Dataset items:
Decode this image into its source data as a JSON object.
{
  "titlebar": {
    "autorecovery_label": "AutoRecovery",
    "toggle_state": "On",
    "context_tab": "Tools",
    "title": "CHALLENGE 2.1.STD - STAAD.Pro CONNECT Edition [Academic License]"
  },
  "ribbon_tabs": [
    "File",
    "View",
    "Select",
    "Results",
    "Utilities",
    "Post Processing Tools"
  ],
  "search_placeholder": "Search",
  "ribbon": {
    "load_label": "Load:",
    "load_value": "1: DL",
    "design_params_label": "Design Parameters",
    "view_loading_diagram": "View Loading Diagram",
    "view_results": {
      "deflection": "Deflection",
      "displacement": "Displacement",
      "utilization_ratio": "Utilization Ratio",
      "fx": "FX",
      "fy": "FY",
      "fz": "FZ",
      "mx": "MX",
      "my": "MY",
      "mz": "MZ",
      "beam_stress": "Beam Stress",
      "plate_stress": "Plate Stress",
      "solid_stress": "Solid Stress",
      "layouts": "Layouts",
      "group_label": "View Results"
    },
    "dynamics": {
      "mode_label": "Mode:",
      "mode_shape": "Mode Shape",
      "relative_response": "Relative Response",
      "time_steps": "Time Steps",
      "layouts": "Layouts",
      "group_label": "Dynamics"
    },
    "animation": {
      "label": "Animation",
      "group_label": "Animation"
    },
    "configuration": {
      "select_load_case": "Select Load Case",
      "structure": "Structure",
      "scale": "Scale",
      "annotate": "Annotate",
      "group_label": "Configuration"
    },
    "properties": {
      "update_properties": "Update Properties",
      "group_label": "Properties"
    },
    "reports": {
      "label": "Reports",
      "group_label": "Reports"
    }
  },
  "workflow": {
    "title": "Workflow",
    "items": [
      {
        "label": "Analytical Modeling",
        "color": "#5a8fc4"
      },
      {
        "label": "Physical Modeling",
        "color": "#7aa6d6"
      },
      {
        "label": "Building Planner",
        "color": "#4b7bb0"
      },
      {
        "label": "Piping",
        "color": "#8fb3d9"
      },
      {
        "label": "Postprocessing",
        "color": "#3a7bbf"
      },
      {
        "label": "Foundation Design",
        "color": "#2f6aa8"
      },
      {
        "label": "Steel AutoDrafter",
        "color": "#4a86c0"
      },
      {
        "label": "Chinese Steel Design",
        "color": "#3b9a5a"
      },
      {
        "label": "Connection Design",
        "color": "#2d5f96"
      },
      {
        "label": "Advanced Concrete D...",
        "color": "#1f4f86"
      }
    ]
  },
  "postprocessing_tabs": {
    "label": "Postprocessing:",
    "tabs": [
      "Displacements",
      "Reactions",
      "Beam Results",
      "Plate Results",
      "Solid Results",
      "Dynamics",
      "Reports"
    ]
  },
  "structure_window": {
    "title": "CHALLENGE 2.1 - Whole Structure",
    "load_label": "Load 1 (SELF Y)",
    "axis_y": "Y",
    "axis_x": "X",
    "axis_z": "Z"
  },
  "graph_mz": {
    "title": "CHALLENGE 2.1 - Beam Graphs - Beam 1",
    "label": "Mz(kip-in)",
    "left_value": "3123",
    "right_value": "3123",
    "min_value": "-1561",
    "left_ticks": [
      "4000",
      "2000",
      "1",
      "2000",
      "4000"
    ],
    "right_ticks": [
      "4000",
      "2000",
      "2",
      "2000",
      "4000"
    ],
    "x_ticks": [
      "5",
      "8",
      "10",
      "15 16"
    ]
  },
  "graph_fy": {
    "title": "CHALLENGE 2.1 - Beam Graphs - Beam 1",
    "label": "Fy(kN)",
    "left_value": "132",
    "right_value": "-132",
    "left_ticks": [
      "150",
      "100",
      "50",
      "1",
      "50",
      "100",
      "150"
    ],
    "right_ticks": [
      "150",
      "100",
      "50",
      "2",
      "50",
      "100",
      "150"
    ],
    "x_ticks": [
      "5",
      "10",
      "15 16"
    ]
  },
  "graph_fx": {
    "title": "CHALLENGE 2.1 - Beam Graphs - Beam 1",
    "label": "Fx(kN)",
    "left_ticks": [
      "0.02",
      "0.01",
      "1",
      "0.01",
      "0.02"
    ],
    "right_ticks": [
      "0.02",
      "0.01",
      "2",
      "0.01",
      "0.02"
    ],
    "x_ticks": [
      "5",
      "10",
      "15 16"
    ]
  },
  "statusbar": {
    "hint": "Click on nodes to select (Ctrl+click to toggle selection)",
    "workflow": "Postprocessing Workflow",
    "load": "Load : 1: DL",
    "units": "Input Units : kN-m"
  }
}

[SHORT EXERCISE]
Retype all of the data shown above, word for word.

[FINAL RESULT]
Decode this image into its source data as a JSON object.
{
  "titlebar": {
    "autorecovery_label": "AutoRecovery",
    "toggle_state": "On",
    "context_tab": "Tools",
    "title": "CHALLENGE 2.1.STD - STAAD.Pro CONNECT Edition [Academic License]"
  },
  "ribbon_tabs": [
    "File",
    "View",
    "Select",
    "Results",
    "Utilities",
    "Post Processing Tools"
  ],
  "search_placeholder": "Search",
  "ribbon": {
    "load_label": "Load:",
    "load_value": "1: DL",
    "design_params_label": "Design Parameters",
    "view_loading_diagram": "View Loading Diagram",
    "view_results": {
      "deflection": "Deflection",
      "displacement": "Displacement",
      "utilization_ratio": "Utilization Ratio",
      "fx": "FX",
      "fy": "FY",
      "fz": "FZ",
      "mx": "MX",
      "my": "MY",
      "mz": "MZ",
      "beam_stress": "Beam Stress",
      "plate_stress": "Plate Stress",
      "solid_stress": "Solid Stress",
      "layouts": "Layouts",
      "group_label": "View Results"
    },
    "dynamics": {
      "mode_label": "Mode:",
      "mode_shape": "Mode Shape",
      "relative_response": "Relative Response",
      "time_steps": "Time Steps",
      "layouts": "Layouts",
      "group_label": "Dynamics"
    },
    "animation": {
      "label": "Animation",
      "group_label": "Animation"
    },
    "configuration": {
      "select_load_case": "Select Load Case",
      "structure": "Structure",
      "scale": "Scale",
      "annotate": "Annotate",
      "group_label": "Configuration"
    },
    "properties": {
      "update_properties": "Update Properties",
      "group_label": "Properties"
    },
    "reports": {
      "label": "Reports",
      "group_label": "Reports"
    }
  },
  "workflow": {
    "title": "Workflow",
    "items": [
      {
        "label": "Analytical Modeling",
        "color": "#5a8fc4"
      },
      {
        "label": "Physical Modeling",
        "color": "#7aa6d6"
      },
      {
        "label": "Building Planner",
        "color": "#4b7bb0"
      },
      {
        "label": "Piping",
        "color": "#8fb3d9"
      },
      {
        "label": "Postprocessing",
        "color": "#3a7bbf"
      },
      {
        "label": "Foundation Design",
        "color": "#2f6aa8"
      },
      {
        "label": "Steel AutoDrafter",
        "color": "#4a86c0"
      },
      {
        "label": "Chinese Steel Design",
        "color": "#3b9a5a"
      },
      {
        "label": "Connection Design",
        "color": "#2d5f96"
      },
      {
        "label": "Advanced Concrete D...",
        "color": "#1f4f86"
      }
    ]
  },
  "postprocessing_tabs": {
    "label": "Postprocessing:",
    "tabs": [
      "Displacements",
      "Reactions",
      "Beam Results",
      "Plate Results",
      "Solid Results",
      "Dynamics",
      "Reports"
    ]
  },
  "structure_window": {
    "title": "CHALLENGE 2.1 - Whole Structure",
    "load_label": "Load 1 (SELF Y)",
    "axis_y": "Y",
    "axis_x": "X",
    "axis_z": "Z"
  },
  "graph_mz": {
    "title": "CHALLENGE 2.1 - Beam Graphs - Beam 1",
    "label": "Mz(kip-in)",
    "left_value": "3123",
    "right_value": "3123",
    "min_value": "-1561",
    "left_ticks": [
      "4000",
      "2000",
      "1",
      "2000",
      "4000"
    ],
    "right_ticks": [
      "4000",
      "2000",
      "2",
      "2000",
      "4000"
    ],
    "x_ticks": [
      "5",
      "8",
      "10",
      "15 16"
    ]
  },
  "graph_fy": {
    "title": "CHALLENGE 2.1 - Beam Graphs - Beam 1",
    "label": "Fy(kN)",
    "left_value": "132",
    "right_value": "-132",
    "left_ticks": [
      "150",
      "100",
      "50",
      "1",
      "50",
      "100",
      "150"
    ],
    "right_ticks": [
      "150",
      "100",
      "50",
      "2",
      "50",
      "100",
      "150"
    ],
    "x_ticks": [
      "5",
      "10",
      "15 16"
    ]
  },
  "graph_fx": {
    "title": "CHALLENGE 2.1 - Beam Graphs - Beam 1",
    "label": "Fx(kN)",
    "left_ticks": [
      "0.02",
      "0.01",
      "1",
      "0.01",
      "0.02"
    ],
    "right_ticks": [
      "0.02",
      "0.01",
      "2",
      "0.01",
      "0.02"
    ],
    "x_ticks": [
      "5",
      "10",
      "15 16"
    ]
  },
  "statusbar": {
    "hint": "Click on nodes to select (Ctrl+click to toggle selection)",
    "workflow": "Postprocessing Workflow",
    "load": "Load : 1: DL",
    "units": "Input Units : kN-m"
  }
}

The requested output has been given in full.